** start of Stored records **

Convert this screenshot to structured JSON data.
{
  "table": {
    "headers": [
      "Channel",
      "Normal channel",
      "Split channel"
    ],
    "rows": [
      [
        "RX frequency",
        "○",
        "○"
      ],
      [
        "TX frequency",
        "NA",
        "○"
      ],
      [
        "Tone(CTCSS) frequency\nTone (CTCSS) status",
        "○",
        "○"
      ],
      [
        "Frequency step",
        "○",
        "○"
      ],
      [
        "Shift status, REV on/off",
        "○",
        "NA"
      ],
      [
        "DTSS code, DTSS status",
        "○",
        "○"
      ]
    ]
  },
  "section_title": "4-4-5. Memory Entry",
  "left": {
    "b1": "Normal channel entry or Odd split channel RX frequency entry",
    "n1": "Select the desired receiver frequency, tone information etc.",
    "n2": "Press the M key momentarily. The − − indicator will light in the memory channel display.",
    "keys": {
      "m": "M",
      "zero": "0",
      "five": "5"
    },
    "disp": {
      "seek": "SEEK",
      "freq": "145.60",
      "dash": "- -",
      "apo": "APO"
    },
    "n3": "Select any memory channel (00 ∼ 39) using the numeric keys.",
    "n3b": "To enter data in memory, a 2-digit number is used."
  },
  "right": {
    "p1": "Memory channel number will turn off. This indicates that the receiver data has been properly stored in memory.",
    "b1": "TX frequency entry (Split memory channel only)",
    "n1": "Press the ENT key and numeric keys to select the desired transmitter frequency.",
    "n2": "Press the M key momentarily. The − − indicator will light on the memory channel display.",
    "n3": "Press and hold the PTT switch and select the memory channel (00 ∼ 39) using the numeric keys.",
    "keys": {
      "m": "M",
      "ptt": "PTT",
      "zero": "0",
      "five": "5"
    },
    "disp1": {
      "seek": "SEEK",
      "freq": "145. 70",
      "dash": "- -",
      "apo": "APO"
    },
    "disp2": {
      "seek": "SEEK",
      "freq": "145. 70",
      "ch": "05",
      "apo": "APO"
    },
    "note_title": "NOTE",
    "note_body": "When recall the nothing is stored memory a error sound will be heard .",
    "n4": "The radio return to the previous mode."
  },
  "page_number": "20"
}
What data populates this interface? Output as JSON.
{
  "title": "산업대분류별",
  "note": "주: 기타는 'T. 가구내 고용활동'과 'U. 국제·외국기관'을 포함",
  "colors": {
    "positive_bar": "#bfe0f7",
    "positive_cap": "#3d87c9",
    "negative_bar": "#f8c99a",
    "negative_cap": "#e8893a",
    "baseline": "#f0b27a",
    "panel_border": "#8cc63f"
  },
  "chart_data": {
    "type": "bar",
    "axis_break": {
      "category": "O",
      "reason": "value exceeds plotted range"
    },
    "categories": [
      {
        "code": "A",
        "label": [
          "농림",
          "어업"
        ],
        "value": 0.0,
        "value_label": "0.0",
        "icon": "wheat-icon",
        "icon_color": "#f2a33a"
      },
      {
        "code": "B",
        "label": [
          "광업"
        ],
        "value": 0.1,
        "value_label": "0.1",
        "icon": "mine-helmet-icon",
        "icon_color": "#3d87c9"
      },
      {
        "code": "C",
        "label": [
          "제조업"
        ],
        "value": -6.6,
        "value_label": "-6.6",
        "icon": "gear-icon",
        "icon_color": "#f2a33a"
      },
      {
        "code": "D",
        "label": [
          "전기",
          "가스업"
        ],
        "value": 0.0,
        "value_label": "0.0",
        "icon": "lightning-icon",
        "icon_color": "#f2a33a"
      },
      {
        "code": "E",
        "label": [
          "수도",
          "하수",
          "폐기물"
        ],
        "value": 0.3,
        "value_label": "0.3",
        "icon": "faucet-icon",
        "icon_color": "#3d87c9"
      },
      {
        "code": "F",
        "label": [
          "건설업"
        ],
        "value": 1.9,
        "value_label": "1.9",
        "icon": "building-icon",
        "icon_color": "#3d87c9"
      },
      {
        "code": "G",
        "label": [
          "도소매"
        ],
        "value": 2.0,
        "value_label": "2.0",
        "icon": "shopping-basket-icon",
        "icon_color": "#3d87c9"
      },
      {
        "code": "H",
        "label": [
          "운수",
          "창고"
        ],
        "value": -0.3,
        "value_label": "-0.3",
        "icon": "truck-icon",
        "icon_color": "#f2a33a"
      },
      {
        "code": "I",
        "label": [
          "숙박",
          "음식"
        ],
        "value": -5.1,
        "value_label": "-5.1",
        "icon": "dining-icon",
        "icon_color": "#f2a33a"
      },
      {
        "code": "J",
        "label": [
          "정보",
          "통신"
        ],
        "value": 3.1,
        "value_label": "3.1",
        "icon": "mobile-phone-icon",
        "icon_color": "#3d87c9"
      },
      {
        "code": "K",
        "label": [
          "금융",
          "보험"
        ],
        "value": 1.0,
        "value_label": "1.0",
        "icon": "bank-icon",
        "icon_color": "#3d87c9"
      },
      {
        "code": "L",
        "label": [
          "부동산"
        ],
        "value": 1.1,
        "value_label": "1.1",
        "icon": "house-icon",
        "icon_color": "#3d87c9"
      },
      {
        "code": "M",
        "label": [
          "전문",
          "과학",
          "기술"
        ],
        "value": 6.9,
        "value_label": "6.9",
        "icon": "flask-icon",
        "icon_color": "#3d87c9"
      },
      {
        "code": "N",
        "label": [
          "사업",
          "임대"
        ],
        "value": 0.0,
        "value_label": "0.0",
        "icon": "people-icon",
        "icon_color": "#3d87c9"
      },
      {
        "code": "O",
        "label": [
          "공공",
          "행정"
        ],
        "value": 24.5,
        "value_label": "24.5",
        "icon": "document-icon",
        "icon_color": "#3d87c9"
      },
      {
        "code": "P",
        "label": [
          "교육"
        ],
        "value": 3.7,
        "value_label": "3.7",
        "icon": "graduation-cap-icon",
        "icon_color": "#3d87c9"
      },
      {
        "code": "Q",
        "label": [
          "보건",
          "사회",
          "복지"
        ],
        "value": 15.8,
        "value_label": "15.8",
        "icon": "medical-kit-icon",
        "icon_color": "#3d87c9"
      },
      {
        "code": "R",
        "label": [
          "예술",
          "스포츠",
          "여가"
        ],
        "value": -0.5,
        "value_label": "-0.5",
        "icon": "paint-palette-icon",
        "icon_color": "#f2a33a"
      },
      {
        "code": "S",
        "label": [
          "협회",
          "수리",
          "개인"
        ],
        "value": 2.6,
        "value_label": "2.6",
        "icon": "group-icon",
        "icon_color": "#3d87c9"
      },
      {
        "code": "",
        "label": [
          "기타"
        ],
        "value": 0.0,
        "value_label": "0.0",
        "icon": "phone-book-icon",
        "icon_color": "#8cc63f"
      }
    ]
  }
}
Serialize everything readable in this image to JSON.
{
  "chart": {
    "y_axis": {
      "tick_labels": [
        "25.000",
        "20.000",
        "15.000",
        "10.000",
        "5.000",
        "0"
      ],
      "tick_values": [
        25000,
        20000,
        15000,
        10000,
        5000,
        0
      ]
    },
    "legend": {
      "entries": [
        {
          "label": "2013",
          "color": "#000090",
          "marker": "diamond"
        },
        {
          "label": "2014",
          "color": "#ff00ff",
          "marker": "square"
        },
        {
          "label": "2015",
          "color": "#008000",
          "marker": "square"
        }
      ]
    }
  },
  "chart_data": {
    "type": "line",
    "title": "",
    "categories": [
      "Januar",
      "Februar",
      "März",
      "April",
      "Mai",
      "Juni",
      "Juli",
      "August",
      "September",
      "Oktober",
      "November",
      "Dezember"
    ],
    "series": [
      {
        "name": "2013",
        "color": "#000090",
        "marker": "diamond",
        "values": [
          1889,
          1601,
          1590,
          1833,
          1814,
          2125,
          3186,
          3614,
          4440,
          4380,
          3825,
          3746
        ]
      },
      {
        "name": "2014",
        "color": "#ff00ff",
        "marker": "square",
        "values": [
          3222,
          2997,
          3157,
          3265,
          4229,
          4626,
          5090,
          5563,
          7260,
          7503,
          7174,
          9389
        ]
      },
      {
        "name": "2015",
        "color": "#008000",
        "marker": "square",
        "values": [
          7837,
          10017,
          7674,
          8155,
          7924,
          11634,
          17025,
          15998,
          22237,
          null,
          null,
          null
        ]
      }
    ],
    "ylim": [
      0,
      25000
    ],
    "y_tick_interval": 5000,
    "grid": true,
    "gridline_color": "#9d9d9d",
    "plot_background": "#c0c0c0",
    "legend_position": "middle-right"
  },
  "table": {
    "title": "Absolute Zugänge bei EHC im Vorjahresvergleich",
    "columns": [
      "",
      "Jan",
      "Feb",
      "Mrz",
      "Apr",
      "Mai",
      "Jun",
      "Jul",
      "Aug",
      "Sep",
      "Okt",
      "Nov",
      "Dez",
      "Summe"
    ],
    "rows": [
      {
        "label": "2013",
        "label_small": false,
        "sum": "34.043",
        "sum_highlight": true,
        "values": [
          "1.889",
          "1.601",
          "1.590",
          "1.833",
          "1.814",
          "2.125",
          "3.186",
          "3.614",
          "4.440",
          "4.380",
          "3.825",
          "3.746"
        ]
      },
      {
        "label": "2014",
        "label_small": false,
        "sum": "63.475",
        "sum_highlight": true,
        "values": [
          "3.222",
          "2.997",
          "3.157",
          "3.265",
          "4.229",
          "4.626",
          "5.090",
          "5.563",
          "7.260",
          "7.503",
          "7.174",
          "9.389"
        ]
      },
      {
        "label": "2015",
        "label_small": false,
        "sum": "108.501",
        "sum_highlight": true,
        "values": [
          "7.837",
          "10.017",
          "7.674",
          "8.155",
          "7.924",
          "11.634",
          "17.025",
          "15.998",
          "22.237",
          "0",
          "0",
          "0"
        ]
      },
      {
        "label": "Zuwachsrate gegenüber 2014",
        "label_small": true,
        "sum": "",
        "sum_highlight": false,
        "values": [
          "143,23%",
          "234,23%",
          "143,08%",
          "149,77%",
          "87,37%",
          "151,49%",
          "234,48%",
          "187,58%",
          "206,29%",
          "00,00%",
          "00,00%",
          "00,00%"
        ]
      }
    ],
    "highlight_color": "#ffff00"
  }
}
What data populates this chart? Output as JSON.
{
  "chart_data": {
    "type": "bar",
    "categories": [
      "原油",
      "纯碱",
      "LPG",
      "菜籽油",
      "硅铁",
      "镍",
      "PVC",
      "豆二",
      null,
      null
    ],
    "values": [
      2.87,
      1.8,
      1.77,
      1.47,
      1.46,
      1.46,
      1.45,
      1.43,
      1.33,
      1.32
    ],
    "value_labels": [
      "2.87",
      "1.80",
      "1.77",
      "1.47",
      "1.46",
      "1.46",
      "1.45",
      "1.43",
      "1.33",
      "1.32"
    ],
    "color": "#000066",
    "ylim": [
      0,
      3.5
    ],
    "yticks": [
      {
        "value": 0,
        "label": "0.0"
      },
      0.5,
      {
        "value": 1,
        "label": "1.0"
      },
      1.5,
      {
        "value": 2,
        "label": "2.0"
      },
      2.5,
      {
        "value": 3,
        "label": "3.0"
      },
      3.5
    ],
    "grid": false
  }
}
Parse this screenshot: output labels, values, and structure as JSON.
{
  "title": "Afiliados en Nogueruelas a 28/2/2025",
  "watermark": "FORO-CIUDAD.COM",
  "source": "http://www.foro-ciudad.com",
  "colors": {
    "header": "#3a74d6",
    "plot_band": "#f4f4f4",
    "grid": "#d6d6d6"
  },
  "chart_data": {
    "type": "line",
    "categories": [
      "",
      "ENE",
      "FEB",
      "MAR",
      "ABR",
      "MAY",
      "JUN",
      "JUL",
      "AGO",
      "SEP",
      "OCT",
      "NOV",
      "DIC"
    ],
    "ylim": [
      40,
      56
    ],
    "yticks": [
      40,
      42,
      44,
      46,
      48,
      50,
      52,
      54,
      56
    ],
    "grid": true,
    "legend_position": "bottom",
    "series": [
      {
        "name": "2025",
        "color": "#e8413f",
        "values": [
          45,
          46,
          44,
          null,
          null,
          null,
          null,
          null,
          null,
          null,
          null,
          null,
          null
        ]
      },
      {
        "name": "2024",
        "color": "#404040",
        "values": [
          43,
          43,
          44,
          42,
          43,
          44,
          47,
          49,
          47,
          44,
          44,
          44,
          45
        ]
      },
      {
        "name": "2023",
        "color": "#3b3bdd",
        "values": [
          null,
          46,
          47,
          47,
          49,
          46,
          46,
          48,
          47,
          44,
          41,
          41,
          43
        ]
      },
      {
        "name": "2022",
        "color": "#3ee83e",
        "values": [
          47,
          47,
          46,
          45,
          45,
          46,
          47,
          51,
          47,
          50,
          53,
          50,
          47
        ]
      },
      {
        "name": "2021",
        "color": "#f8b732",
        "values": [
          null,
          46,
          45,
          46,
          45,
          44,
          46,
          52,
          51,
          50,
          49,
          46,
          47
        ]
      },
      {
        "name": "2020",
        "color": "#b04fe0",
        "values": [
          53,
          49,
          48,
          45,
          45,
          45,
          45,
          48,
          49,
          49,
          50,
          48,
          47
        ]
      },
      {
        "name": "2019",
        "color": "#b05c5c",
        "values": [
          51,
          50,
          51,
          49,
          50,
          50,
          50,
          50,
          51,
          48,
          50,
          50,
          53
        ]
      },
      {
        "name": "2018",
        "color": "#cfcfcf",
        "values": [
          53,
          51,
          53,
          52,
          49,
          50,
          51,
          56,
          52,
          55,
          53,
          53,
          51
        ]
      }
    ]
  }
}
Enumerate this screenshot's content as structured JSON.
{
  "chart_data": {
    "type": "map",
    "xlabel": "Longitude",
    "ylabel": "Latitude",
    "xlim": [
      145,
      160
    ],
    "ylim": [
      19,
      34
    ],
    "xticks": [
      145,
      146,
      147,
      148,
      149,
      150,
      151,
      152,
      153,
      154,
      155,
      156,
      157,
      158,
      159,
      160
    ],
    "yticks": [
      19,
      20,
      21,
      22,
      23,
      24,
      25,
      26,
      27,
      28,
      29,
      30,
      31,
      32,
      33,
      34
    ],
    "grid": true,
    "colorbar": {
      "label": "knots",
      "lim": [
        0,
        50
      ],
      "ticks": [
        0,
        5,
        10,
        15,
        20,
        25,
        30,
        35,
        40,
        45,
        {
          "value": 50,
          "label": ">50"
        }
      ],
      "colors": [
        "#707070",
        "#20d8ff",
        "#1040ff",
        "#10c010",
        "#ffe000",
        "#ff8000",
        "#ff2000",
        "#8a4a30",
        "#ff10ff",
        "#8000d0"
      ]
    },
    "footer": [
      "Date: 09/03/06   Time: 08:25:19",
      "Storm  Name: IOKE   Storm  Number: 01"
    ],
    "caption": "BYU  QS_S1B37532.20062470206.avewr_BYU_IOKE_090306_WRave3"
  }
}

** end of Stored records **

Aim of the exercise = Copy, from the material, each line that holds the string "phone".

Correct answer =
        "icon": "mobile-phone-icon",
        "icon": "phone-book-icon",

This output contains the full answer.